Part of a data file
—————

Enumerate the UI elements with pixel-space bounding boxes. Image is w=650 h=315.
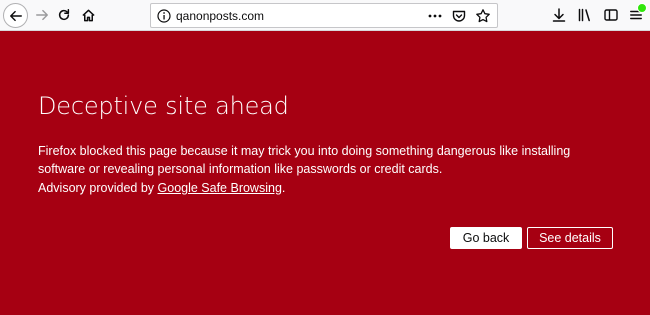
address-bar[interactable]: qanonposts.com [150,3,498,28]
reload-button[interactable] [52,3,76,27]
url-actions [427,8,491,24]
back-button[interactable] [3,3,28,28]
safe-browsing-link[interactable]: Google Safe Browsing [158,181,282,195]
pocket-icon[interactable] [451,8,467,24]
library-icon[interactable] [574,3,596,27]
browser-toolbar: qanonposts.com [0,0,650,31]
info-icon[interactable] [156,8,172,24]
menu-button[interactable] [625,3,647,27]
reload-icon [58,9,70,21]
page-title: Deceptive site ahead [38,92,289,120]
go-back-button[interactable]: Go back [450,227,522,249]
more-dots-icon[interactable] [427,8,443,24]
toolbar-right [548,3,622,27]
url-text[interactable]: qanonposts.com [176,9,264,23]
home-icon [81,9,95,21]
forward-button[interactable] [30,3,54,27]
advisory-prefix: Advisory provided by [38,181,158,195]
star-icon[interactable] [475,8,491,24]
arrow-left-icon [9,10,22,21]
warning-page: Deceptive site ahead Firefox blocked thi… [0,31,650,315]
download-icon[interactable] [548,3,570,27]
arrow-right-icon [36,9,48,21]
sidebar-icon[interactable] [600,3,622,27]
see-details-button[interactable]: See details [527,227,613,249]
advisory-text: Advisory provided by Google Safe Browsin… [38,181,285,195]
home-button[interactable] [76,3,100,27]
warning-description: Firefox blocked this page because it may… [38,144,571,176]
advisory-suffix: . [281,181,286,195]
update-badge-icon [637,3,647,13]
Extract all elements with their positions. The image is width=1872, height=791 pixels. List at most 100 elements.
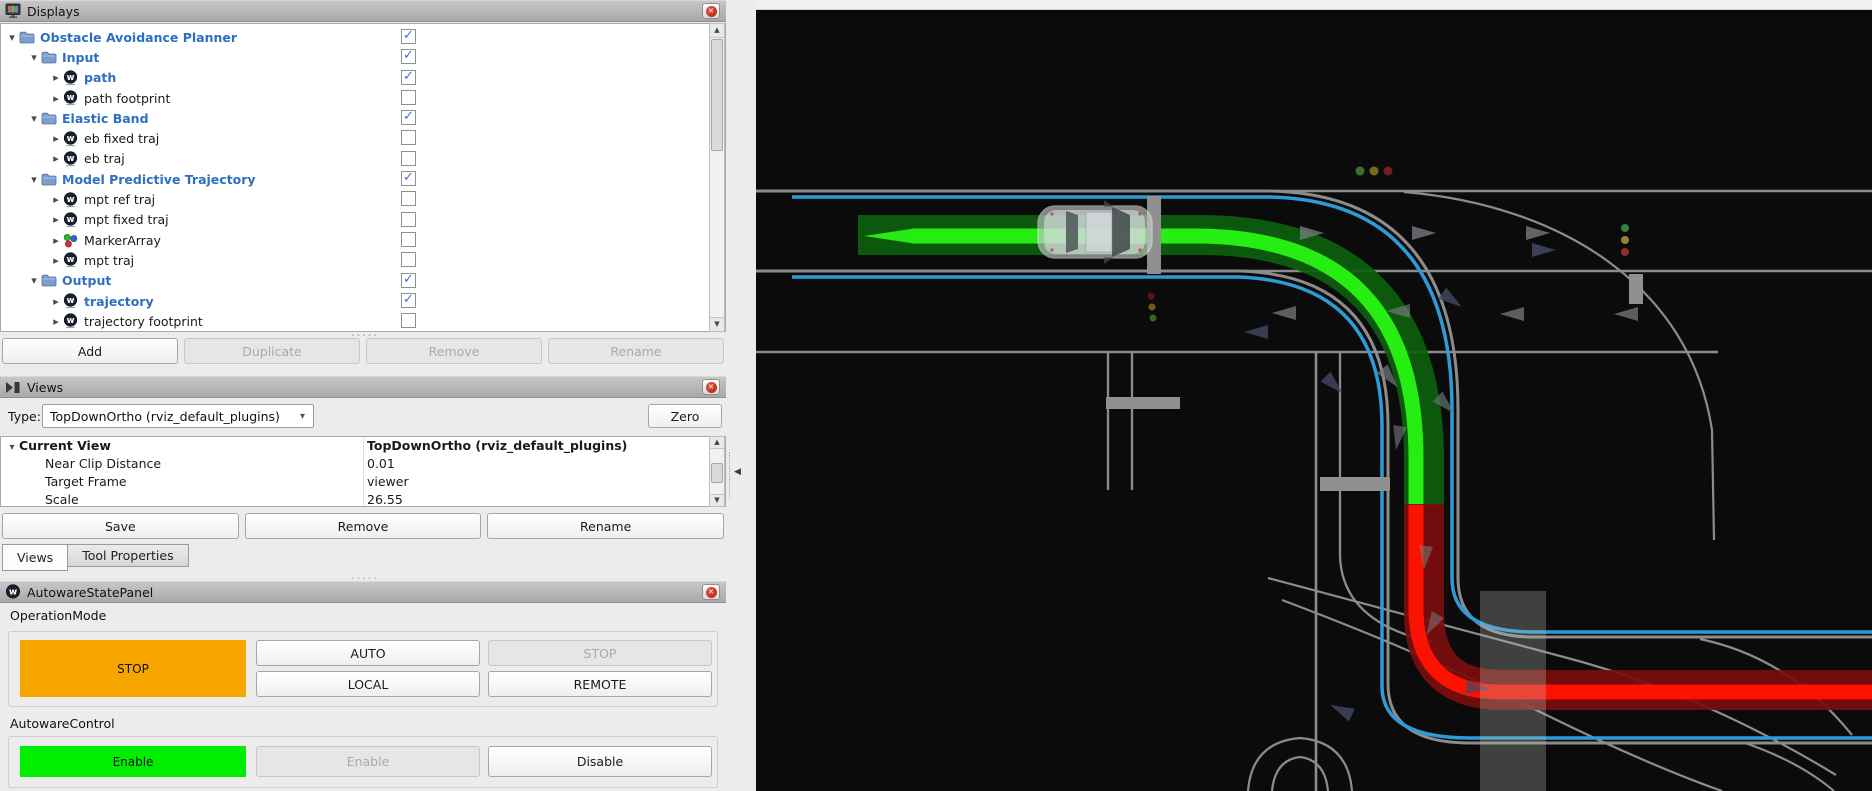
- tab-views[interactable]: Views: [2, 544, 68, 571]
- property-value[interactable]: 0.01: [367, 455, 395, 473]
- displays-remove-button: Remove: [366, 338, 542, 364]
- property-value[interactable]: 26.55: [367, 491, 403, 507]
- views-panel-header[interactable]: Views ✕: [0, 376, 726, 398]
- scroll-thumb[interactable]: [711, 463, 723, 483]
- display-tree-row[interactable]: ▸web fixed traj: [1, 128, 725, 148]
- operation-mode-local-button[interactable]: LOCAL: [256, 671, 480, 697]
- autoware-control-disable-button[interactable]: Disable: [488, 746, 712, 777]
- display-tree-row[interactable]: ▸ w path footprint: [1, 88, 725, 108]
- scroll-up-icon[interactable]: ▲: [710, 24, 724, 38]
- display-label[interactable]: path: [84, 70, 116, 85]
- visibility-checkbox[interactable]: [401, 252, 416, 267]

—————

## Task details
Please print all the records above word for word, but leave out the picture lines.

## Written response
Enumerate the UI elements with pixel-space bounding boxes. Image is w=650 h=315.
address-bar[interactable]: qanonposts.com [150,3,498,28]
reload-button[interactable] [52,3,76,27]
url-actions [427,8,491,24]
back-button[interactable] [3,3,28,28]
safe-browsing-link[interactable]: Google Safe Browsing [158,181,282,195]
pocket-icon[interactable] [451,8,467,24]
library-icon[interactable] [574,3,596,27]
browser-toolbar: qanonposts.com [0,0,650,31]
info-icon[interactable] [156,8,172,24]
menu-button[interactable] [625,3,647,27]
reload-icon [58,9,70,21]
page-title: Deceptive site ahead [38,92,289,120]
go-back-button[interactable]: Go back [450,227,522,249]
more-dots-icon[interactable] [427,8,443,24]
toolbar-right [548,3,622,27]
url-text[interactable]: qanonposts.com [176,9,264,23]
home-icon [81,9,95,21]
forward-button[interactable] [30,3,54,27]
advisory-prefix: Advisory provided by [38,181,158,195]
star-icon[interactable] [475,8,491,24]
arrow-left-icon [9,10,22,21]
warning-page: Deceptive site ahead Firefox blocked thi… [0,31,650,315]
download-icon[interactable] [548,3,570,27]
arrow-right-icon [36,9,48,21]
sidebar-icon[interactable] [600,3,622,27]
see-details-button[interactable]: See details [527,227,613,249]
advisory-text: Advisory provided by Google Safe Browsin… [38,181,285,195]
home-button[interactable] [76,3,100,27]
warning-description: Firefox blocked this page because it may… [38,144,571,176]
advisory-suffix: . [281,181,286,195]
update-badge-icon [637,3,647,13]
Extract all elements with their positions. The image is width=1872, height=791 pixels. List at most 100 elements.
- tab-views[interactable]: Views: [2, 544, 68, 571]
- property-value[interactable]: 0.01: [367, 455, 395, 473]
- displays-remove-button: Remove: [366, 338, 542, 364]
- property-value[interactable]: 26.55: [367, 491, 403, 507]
- views-panel-header[interactable]: Views ✕: [0, 376, 726, 398]
- scroll-thumb[interactable]: [711, 463, 723, 483]
- display-tree-row[interactable]: ▸web fixed traj: [1, 128, 725, 148]
- operation-mode-local-button[interactable]: LOCAL: [256, 671, 480, 697]
- autoware-control-disable-button[interactable]: Disable: [488, 746, 712, 777]
- display-tree-row[interactable]: ▸ w path footprint: [1, 88, 725, 108]
- scroll-up-icon[interactable]: ▲: [710, 24, 724, 38]
- display-label[interactable]: path: [84, 70, 116, 85]
- visibility-checkbox[interactable]: [401, 252, 416, 267]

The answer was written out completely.